---------- Provided data ----------
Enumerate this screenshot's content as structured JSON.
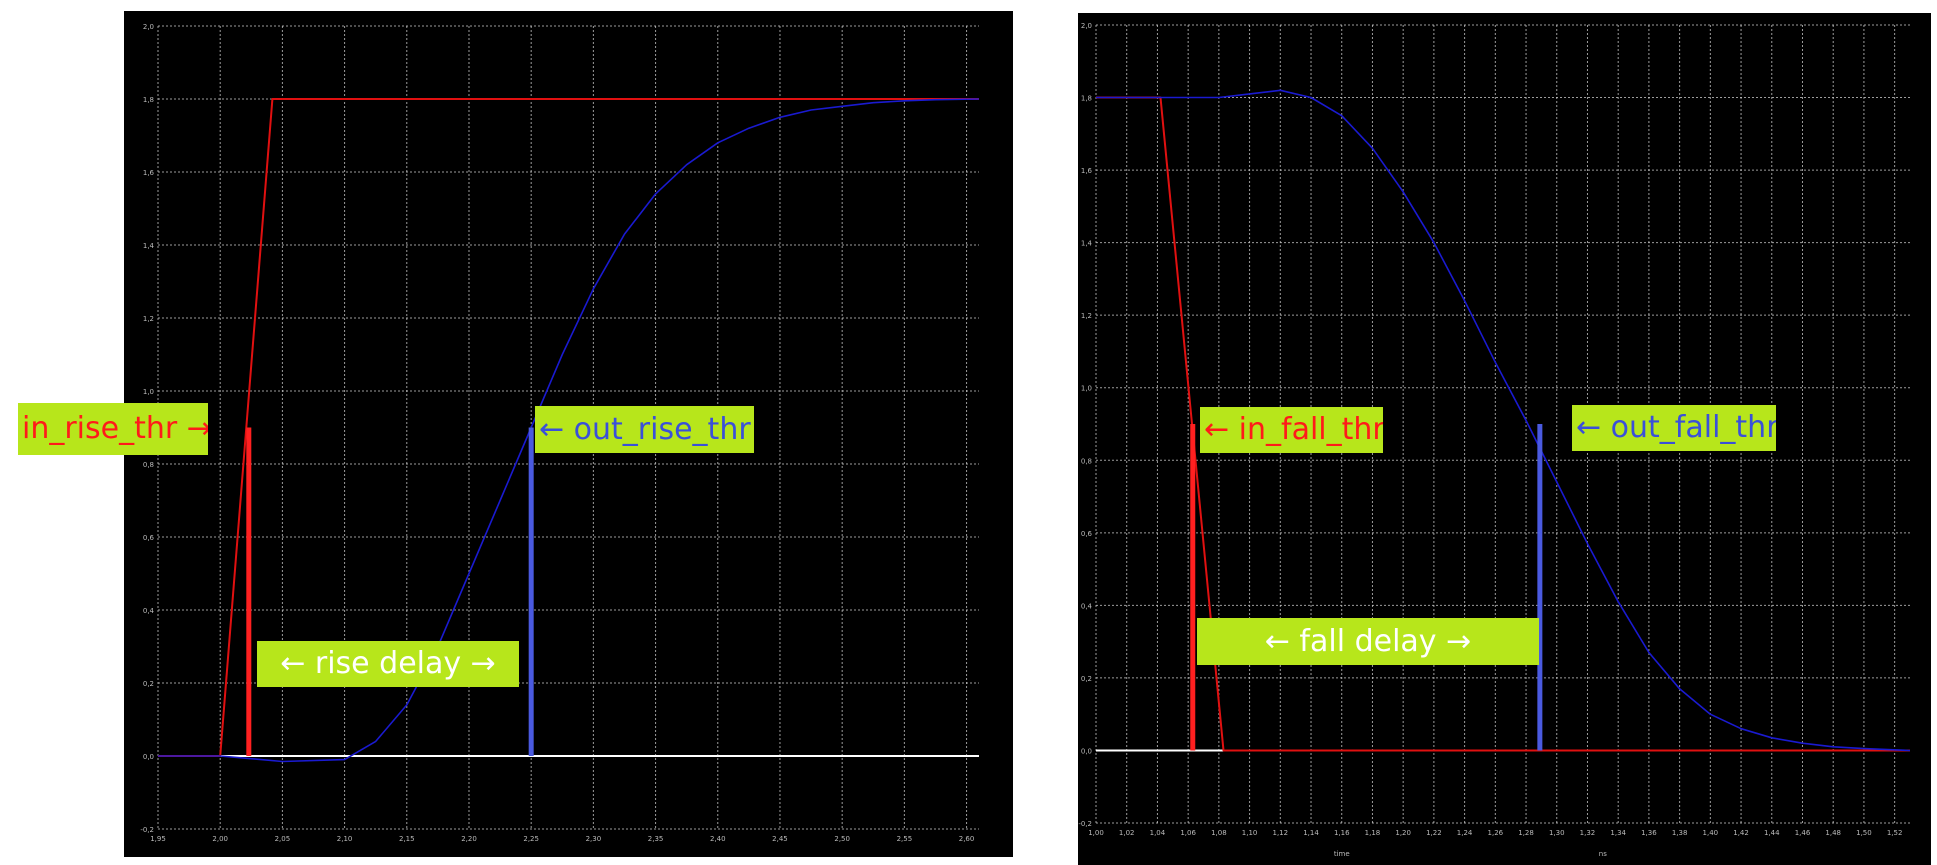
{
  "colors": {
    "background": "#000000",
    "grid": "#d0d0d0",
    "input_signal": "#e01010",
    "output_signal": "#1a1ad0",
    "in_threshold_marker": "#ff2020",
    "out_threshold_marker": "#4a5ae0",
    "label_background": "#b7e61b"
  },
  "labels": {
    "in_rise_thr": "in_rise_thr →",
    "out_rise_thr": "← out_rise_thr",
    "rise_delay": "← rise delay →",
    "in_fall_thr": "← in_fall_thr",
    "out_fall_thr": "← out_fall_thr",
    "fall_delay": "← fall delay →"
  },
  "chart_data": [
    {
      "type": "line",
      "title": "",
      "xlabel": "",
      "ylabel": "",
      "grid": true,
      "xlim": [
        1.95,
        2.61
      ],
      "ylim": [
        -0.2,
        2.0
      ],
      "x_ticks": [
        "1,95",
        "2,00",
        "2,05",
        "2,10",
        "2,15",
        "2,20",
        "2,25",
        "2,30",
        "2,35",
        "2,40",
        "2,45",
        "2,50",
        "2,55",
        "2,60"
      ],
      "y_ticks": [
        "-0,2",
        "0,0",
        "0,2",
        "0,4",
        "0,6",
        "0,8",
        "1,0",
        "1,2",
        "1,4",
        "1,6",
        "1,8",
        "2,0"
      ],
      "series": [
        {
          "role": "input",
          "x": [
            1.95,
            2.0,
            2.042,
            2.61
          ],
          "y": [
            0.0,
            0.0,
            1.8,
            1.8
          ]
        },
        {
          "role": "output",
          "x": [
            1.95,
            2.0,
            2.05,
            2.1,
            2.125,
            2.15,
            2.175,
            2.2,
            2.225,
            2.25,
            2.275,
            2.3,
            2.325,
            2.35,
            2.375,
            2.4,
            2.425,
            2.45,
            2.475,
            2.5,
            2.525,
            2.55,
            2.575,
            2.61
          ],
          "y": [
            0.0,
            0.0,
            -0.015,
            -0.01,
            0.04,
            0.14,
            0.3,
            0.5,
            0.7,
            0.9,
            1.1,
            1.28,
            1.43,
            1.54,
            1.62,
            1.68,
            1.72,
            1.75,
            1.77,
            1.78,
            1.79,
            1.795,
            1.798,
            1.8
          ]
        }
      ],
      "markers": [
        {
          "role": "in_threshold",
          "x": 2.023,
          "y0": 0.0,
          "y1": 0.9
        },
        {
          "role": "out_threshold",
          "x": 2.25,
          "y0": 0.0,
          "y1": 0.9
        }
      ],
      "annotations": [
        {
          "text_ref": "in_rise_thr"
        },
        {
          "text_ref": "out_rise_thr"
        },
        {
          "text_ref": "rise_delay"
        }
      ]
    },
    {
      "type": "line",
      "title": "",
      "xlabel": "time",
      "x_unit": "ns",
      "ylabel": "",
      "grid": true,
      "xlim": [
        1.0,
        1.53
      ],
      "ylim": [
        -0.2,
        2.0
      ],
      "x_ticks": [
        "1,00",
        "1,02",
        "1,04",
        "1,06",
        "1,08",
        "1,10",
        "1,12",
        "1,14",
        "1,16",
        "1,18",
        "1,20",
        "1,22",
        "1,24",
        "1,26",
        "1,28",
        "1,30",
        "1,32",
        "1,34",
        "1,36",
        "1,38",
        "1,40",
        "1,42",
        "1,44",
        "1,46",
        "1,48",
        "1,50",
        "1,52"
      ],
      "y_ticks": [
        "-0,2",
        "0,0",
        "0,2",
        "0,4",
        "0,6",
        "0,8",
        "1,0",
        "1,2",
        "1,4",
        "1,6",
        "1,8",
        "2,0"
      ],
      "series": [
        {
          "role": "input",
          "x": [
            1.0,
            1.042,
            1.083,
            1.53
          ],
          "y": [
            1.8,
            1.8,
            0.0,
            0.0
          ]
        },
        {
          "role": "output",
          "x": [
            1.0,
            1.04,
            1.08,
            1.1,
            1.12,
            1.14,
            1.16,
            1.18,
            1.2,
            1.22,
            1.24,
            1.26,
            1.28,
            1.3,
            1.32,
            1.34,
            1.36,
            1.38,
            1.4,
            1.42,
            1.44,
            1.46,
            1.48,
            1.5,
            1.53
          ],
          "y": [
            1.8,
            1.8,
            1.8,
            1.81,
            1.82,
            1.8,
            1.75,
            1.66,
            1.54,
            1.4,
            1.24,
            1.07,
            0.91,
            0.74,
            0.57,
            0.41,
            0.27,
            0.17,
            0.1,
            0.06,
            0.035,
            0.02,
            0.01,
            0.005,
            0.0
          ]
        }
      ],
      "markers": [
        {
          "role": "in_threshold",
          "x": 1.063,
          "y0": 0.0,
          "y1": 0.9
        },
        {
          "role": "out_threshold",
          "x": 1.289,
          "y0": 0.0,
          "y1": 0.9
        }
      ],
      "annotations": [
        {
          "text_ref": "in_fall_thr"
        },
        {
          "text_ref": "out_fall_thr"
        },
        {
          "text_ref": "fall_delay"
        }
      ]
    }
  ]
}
----------
---------- Provided data ----------
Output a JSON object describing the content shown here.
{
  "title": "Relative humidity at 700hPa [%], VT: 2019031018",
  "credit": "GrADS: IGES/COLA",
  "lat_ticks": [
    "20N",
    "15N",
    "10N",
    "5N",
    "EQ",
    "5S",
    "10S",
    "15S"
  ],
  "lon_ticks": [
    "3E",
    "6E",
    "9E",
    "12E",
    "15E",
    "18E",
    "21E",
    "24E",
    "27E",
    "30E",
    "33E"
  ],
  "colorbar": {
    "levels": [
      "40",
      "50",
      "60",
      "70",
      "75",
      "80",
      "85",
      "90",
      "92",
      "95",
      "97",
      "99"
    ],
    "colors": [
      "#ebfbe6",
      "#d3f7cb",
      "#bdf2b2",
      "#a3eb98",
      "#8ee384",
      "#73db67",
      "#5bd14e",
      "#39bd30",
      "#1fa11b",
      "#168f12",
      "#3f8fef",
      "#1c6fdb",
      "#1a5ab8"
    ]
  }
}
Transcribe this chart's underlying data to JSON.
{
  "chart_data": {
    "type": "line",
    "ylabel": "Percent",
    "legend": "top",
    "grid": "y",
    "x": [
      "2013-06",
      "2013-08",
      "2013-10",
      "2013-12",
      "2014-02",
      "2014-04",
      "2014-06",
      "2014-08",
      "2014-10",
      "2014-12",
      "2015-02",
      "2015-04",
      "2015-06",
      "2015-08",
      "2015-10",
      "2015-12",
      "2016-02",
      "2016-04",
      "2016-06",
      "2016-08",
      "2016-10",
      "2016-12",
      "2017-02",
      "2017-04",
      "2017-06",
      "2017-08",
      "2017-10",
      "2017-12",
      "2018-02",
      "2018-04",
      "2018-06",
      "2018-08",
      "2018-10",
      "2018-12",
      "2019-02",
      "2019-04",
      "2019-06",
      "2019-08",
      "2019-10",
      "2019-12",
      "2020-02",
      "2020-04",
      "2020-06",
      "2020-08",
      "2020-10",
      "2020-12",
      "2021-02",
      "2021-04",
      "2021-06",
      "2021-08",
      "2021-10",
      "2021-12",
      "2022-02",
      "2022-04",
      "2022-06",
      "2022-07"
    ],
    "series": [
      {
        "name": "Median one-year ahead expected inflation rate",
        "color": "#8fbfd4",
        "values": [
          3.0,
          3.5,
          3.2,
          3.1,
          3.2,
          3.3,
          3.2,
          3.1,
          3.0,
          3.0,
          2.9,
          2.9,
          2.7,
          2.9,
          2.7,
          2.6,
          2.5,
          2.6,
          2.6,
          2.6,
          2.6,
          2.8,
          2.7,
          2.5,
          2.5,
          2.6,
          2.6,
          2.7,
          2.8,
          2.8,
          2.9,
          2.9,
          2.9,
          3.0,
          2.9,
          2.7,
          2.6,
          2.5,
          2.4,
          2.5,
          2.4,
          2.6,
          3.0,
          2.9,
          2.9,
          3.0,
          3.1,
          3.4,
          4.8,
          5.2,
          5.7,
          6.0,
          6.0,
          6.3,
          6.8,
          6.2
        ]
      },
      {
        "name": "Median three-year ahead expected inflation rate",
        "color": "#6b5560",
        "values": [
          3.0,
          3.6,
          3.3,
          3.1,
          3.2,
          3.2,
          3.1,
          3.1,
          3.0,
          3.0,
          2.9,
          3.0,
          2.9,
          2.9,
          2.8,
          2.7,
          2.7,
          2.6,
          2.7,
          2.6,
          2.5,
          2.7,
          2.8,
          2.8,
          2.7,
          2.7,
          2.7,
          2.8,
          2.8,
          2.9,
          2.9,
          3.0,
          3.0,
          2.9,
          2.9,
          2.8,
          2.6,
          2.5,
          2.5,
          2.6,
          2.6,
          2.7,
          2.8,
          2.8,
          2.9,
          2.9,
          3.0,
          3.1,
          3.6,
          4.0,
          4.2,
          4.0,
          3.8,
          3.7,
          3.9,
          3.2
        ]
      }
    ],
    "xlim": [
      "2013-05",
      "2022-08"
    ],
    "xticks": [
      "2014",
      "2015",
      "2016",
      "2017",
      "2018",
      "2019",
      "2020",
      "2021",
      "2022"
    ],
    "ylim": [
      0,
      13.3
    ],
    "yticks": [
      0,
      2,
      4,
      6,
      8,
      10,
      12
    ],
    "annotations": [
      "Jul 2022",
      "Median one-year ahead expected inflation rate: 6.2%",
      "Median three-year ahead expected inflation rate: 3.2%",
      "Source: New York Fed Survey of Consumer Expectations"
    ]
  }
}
----------
= Aim =
In the records above, how many lines contain the word "year"? Give the number alone.

= Full output =
4